-- OBJECTIVE --
Report the count of lines below that include "pipeline", without any other text.

[start SUPPLIED MATERIAL]

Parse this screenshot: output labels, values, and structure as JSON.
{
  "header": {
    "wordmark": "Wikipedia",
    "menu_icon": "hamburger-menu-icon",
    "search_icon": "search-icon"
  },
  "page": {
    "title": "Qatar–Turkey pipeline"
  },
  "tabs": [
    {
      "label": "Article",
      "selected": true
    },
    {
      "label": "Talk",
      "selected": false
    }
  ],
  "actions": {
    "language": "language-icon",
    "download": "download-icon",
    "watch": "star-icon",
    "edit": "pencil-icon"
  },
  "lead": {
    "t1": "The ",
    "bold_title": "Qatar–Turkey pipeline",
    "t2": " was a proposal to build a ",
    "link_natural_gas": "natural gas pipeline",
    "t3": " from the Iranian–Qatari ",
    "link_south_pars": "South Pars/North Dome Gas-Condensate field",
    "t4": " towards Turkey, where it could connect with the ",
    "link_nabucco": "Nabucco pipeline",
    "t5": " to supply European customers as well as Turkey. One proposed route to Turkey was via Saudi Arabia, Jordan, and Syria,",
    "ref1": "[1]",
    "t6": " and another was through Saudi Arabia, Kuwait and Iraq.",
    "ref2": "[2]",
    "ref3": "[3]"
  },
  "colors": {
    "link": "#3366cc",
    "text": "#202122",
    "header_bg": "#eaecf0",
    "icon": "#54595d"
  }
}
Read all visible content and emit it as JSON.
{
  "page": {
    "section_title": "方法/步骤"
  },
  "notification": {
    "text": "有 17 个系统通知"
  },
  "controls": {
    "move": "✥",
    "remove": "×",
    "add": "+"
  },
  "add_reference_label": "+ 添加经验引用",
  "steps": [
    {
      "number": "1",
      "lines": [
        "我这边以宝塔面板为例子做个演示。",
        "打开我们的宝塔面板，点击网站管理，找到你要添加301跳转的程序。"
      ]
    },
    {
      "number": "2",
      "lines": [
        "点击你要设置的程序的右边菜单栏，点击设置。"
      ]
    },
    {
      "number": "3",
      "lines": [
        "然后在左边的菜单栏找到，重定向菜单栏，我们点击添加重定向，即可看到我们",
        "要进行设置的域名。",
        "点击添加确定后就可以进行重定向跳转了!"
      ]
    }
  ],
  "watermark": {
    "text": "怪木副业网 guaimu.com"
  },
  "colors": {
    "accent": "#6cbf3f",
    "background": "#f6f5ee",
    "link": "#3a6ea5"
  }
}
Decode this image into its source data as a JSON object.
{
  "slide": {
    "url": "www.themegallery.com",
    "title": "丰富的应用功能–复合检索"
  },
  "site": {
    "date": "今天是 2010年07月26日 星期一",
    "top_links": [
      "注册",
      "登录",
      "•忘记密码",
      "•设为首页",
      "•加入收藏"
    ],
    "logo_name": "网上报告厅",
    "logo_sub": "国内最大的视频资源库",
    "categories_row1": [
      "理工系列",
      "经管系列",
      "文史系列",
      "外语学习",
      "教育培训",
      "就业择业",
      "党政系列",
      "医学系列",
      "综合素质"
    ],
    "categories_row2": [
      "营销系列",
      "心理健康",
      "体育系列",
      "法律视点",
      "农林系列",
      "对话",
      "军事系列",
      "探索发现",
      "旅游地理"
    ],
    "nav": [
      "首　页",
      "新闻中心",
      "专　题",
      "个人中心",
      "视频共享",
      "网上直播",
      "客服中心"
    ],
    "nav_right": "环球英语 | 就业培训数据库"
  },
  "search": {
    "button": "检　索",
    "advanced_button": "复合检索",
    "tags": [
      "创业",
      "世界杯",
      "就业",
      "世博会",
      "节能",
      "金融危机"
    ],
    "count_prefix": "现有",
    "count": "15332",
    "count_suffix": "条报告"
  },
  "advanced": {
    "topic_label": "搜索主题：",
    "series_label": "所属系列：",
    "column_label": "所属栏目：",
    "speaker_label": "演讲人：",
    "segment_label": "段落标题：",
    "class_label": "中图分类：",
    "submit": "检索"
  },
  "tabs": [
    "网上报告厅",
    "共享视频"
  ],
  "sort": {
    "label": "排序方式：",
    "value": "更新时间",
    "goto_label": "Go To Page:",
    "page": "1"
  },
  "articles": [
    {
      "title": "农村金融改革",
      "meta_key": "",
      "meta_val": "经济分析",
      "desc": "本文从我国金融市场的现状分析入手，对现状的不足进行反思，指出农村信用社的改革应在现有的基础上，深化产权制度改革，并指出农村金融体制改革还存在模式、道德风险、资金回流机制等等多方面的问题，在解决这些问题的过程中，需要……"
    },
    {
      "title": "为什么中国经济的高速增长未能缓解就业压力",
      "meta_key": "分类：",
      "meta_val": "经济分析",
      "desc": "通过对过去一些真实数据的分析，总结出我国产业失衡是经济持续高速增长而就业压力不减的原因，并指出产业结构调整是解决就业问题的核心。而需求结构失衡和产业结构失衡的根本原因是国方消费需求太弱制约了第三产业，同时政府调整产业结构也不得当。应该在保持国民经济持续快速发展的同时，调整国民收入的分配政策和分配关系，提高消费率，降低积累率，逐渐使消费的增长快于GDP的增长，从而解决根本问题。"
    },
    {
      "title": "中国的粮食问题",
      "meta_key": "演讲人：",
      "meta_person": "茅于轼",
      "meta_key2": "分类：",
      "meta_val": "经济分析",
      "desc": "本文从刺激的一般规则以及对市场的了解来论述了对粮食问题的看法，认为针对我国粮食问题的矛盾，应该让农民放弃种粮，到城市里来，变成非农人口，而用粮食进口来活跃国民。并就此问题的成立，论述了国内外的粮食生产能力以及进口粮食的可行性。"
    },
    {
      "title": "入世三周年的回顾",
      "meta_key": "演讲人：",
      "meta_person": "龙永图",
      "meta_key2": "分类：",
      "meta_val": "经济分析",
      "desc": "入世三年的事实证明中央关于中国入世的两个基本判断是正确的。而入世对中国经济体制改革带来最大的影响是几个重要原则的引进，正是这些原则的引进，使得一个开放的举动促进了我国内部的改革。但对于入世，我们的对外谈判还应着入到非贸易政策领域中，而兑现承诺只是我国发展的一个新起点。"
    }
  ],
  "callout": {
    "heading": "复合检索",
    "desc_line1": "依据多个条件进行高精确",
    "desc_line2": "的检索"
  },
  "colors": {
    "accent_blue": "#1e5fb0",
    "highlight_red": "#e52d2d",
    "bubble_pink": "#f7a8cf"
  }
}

[end SUPPLIED MATERIAL]

-- RESULT FOR THIS EXERCISE --
4